WHAT YOU WILL DO ▸ Return each line containing the string "label".

EXTRACTED ENTRIES ▸
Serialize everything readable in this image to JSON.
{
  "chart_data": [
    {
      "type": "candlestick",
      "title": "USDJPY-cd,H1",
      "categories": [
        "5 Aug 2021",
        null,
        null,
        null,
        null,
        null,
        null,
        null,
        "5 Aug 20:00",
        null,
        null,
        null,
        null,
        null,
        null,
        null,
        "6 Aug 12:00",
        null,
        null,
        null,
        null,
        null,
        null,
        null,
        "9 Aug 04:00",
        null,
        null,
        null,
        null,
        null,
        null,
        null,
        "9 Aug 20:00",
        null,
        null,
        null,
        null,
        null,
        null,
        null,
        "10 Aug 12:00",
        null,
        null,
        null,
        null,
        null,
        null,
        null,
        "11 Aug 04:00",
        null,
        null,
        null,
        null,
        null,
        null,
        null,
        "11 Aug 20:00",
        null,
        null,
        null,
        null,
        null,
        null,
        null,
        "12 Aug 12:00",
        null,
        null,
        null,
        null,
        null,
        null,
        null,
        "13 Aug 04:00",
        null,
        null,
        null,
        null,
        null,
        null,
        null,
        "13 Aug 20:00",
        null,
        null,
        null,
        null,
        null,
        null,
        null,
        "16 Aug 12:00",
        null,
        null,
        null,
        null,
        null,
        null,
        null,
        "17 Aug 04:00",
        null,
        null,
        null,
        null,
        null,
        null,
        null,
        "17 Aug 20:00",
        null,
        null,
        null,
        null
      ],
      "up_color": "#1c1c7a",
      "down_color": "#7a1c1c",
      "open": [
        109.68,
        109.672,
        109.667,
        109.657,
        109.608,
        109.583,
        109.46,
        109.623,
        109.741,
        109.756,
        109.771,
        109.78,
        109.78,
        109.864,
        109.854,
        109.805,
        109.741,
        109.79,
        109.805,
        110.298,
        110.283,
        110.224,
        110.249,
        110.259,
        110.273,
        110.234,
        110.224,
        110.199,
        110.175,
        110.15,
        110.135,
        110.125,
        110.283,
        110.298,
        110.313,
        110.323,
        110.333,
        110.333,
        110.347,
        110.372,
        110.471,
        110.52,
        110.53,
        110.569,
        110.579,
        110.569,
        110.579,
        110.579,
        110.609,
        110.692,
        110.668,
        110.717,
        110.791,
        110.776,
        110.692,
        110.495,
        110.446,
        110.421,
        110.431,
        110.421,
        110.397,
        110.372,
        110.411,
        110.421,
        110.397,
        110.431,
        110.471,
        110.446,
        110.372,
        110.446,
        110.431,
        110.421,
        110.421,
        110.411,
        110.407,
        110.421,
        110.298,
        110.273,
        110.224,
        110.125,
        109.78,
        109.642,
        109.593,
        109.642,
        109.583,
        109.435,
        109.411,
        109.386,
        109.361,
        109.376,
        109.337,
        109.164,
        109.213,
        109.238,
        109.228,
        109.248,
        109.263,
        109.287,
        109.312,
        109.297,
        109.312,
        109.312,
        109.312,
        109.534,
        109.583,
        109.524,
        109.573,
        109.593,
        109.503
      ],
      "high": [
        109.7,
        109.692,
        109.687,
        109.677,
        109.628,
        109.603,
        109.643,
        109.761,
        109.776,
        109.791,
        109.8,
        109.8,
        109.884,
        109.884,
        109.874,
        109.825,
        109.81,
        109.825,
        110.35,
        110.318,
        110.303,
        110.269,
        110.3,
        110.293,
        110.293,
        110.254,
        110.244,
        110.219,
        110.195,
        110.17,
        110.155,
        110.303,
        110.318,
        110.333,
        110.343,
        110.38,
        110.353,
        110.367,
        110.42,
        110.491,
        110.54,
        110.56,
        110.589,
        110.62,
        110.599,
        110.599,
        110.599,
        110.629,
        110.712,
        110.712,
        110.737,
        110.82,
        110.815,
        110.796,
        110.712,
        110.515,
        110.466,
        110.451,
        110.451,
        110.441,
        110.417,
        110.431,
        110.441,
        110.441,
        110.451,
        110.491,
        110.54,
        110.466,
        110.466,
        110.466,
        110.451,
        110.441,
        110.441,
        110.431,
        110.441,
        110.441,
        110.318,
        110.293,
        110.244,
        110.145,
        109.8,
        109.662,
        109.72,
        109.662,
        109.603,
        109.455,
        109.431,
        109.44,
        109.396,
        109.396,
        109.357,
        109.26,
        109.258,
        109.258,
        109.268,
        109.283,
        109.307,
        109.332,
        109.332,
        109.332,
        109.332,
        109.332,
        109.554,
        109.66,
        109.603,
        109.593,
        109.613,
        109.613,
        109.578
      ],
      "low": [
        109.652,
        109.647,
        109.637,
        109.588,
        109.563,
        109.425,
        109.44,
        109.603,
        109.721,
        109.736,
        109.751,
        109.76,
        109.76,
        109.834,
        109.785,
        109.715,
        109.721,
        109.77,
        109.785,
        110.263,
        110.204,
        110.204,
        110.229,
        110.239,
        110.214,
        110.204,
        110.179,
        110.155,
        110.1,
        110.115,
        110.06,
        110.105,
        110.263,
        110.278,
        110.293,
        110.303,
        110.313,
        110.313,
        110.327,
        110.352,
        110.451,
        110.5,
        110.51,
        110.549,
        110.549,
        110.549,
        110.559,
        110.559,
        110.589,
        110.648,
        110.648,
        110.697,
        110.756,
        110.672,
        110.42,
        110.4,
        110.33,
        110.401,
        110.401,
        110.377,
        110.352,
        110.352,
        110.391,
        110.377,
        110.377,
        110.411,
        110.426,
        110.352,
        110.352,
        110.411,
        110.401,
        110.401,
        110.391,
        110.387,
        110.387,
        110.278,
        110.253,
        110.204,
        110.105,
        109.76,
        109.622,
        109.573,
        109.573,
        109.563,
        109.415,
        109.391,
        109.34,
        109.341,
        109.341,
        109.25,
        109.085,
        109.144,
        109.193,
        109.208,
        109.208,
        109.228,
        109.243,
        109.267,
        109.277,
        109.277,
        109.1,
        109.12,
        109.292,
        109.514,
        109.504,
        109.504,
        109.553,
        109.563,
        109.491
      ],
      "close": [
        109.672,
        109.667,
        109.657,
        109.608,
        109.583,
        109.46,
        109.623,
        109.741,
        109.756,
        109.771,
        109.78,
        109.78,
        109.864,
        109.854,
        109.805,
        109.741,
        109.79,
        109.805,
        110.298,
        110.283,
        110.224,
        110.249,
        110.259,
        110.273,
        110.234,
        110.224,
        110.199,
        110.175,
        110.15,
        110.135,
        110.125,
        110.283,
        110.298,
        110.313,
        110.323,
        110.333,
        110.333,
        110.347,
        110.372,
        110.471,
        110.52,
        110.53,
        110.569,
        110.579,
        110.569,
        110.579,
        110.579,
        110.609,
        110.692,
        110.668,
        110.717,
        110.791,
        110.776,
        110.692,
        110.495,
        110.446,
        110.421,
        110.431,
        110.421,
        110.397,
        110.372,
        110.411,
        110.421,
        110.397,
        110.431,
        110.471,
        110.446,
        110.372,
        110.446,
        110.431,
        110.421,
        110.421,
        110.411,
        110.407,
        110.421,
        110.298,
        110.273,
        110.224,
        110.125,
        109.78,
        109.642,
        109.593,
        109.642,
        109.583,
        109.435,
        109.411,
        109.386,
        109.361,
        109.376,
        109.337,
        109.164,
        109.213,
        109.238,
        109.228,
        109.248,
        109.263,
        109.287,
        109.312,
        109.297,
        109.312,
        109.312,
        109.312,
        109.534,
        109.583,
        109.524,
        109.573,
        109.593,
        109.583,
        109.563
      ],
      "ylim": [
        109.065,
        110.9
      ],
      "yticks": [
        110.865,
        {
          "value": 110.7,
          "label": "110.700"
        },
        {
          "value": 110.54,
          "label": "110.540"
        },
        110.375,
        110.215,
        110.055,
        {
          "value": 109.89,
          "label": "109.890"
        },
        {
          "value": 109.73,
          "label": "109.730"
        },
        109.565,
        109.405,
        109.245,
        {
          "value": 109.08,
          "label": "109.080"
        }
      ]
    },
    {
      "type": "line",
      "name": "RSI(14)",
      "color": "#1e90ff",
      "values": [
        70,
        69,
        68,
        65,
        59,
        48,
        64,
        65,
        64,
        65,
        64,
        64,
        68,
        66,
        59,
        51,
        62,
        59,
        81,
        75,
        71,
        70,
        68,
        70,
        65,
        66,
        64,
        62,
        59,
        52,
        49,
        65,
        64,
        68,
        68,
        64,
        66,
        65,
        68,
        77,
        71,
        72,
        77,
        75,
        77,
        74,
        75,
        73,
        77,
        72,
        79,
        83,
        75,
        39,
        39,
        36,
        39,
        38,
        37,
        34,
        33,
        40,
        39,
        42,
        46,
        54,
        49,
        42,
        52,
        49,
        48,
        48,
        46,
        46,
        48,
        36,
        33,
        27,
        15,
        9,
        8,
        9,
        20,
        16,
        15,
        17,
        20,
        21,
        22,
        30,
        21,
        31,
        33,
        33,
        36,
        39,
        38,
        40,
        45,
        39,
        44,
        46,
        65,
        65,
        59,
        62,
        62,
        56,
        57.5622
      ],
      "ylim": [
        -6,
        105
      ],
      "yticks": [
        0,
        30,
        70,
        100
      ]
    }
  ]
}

TASK RESULT ▸
          "label": "110.700"
          "label": "110.540"
          "label": "109.890"
          "label": "109.730"
          "label": "109.080"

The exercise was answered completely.